Rewrite the data below as a JSON list of strings, one string per line, leaving out any blank lines.

[BEGIN]

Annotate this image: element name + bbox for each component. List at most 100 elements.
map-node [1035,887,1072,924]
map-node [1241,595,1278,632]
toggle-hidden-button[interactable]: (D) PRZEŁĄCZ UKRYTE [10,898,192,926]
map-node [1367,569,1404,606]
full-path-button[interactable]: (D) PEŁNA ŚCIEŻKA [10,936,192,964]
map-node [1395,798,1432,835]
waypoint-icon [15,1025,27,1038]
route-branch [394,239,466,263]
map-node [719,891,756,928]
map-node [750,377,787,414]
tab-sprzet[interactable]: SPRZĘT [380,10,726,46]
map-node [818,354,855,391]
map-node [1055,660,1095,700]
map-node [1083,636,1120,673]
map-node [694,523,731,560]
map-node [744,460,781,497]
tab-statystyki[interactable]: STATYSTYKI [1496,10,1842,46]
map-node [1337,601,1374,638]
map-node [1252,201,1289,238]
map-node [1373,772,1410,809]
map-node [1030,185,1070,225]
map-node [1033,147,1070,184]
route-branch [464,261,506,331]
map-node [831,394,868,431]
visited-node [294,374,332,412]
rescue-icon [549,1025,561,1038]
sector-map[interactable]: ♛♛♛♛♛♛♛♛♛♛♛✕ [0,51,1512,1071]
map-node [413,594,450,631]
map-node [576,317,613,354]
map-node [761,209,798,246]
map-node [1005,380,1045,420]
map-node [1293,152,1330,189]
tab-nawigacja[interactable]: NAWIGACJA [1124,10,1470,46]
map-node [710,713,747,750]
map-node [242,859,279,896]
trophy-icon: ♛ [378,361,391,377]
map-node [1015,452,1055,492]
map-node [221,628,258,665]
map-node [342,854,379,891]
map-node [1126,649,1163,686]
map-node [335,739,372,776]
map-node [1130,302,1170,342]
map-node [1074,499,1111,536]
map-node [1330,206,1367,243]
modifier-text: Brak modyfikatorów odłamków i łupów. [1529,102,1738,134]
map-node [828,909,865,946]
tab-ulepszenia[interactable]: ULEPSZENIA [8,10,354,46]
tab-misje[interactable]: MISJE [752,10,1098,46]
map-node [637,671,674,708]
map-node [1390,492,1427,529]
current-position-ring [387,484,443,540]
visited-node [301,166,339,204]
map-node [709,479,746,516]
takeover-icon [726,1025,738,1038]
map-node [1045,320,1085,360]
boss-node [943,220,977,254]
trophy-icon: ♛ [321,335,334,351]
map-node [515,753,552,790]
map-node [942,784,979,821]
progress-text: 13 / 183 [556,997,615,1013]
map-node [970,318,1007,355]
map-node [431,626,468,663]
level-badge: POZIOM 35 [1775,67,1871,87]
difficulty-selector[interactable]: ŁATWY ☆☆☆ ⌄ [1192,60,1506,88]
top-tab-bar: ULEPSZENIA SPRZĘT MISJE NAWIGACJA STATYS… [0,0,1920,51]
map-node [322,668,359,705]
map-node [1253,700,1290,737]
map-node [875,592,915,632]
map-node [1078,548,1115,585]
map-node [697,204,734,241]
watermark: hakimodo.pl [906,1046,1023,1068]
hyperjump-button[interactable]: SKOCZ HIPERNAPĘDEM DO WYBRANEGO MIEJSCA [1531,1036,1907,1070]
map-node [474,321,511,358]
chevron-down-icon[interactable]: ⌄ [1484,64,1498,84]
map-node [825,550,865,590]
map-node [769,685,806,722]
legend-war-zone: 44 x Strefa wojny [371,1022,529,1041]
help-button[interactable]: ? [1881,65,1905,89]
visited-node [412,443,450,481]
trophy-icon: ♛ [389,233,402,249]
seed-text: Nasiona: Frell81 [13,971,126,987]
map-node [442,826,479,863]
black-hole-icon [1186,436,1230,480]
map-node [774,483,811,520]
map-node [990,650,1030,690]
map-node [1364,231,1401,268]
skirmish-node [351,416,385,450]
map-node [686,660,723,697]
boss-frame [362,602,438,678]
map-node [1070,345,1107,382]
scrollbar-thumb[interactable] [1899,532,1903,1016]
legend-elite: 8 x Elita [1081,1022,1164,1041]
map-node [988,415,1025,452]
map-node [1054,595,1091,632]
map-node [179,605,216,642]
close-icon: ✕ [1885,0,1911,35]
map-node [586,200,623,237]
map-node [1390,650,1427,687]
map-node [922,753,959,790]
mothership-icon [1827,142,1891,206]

[END]

#### [EXERCISE ANSWER]
[
  "Annotate this image: element name + bbox for each component. List at most 100 elements.",
  "map-node [1035,887,1072,924]",
  "map-node [1241,595,1278,632]",
  "toggle-hidden-button[interactable]: (D) PRZEŁĄCZ UKRYTE [10,898,192,926]",
  "map-node [1367,569,1404,606]",
  "full-path-button[interactable]: (D) PEŁNA ŚCIEŻKA [10,936,192,964]",
  "map-node [1395,798,1432,835]",
  "waypoint-icon [15,1025,27,1038]",
  "route-branch [394,239,466,263]",
  "map-node [719,891,756,928]",
  "map-node [750,377,787,414]",
  "tab-sprzet[interactable]: SPRZĘT [380,10,726,46]",
  "map-node [818,354,855,391]",
  "map-node [1055,660,1095,700]",
  "map-node [1083,636,1120,673]",
  "map-node [694,523,731,560]",
  "map-node [744,460,781,497]",
  "tab-statystyki[interactable]: STATYSTYKI [1496,10,1842,46]",
  "map-node [1337,601,1374,638]",
  "map-node [1252,201,1289,238]",
  "map-node [1373,772,1410,809]",
  "map-node [1030,185,1070,225]",
  "map-node [1033,147,1070,184]",
  "route-branch [464,261,506,331]",
  "map-node [831,394,868,431]",
  "visited-node [294,374,332,412]",
  "rescue-icon [549,1025,561,1038]",
  "sector-map[interactable]: ♛♛♛♛♛♛♛♛♛♛♛✕ [0,51,1512,1071]",
  "map-node [413,594,450,631]",
  "map-node [576,317,613,354]",
  "map-node [761,209,798,246]",
  "map-node [1005,380,1045,420]",
  "map-node [1293,152,1330,189]",
  "tab-nawigacja[interactable]: NAWIGACJA [1124,10,1470,46]",
  "map-node [710,713,747,750]",
  "map-node [242,859,279,896]",
  "trophy-icon: ♛ [378,361,391,377]",
  "map-node [1015,452,1055,492]",
  "map-node [221,628,258,665]",
  "map-node [342,854,379,891]",
  "map-node [1126,649,1163,686]",
  "map-node [335,739,372,776]",
  "map-node [1130,302,1170,342]",
  "map-node [1074,499,1111,536]",
  "map-node [1330,206,1367,243]",
  "modifier-text: Brak modyfikatorów odłamków i łupów. [1529,102,1738,134]",
  "map-node [828,909,865,946]",
  "tab-ulepszenia[interactable]: ULEPSZENIA [8,10,354,46]",
  "tab-misje[interactable]: MISJE [752,10,1098,46]",
  "map-node [637,671,674,708]",
  "map-node [1390,492,1427,529]",
  "current-position-ring [387,484,443,540]",
  "visited-node [301,166,339,204]",
  "map-node [709,479,746,516]",
  "takeover-icon [726,1025,738,1038]",
  "map-node [1045,320,1085,360]",
  "boss-node [943,220,977,254]",
  "trophy-icon: ♛ [321,335,334,351]",
  "map-node [515,753,552,790]",
  "map-node [942,784,979,821]",
  "progress-text: 13 / 183 [556,997,615,1013]",
  "map-node [970,318,1007,355]",
  "map-node [431,626,468,663]",
  "level-badge: POZIOM 35 [1775,67,1871,87]",
  "difficulty-selector[interactable]: ŁATWY ☆☆☆ ⌄ [1192,60,1506,88]",
  "top-tab-bar: ULEPSZENIA SPRZĘT MISJE NAWIGACJA STATYS… [0,0,1920,51]",
  "map-node [322,668,359,705]",
  "map-node [1253,700,1290,737]",
  "map-node [875,592,915,632]",
  "map-node [1078,548,1115,585]",
  "map-node [697,204,734,241]",
  "watermark: hakimodo.pl [906,1046,1023,1068]",
  "hyperjump-button[interactable]: SKOCZ HIPERNAPĘDEM DO WYBRANEGO MIEJSCA [1531,1036,1907,1070]",
  "map-node [474,321,511,358]",
  "chevron-down-icon[interactable]: ⌄ [1484,64,1498,84]",
  "map-node [825,550,865,590]",
  "map-node [769,685,806,722]",
  "legend-war-zone: 44 x Strefa wojny [371,1022,529,1041]",
  "help-button[interactable]: ? [1881,65,1905,89]",
  "visited-node [412,443,450,481]",
  "trophy-icon: ♛ [389,233,402,249]",
  "seed-text: Nasiona: Frell81 [13,971,126,987]",
  "map-node [442,826,479,863]",
  "black-hole-icon [1186,436,1230,480]",
  "map-node [774,483,811,520]",
  "map-node [990,650,1030,690]",
  "map-node [1364,231,1401,268]",
  "skirmish-node [351,416,385,450]",
  "map-node [686,660,723,697]",
  "boss-frame [362,602,438,678]",
  "map-node [1070,345,1107,382]",
  "scrollbar-thumb[interactable] [1899,532,1903,1016]",
  "legend-elite: 8 x Elita [1081,1022,1164,1041]",
  "map-node [988,415,1025,452]",
  "map-node [1054,595,1091,632]",
  "map-node [179,605,216,642]",
  "close-icon: ✕ [1885,0,1911,35]",
  "map-node [586,200,623,237]",
  "map-node [1390,650,1427,687]",
  "map-node [922,753,959,790]",
  "mothership-icon [1827,142,1891,206]"
]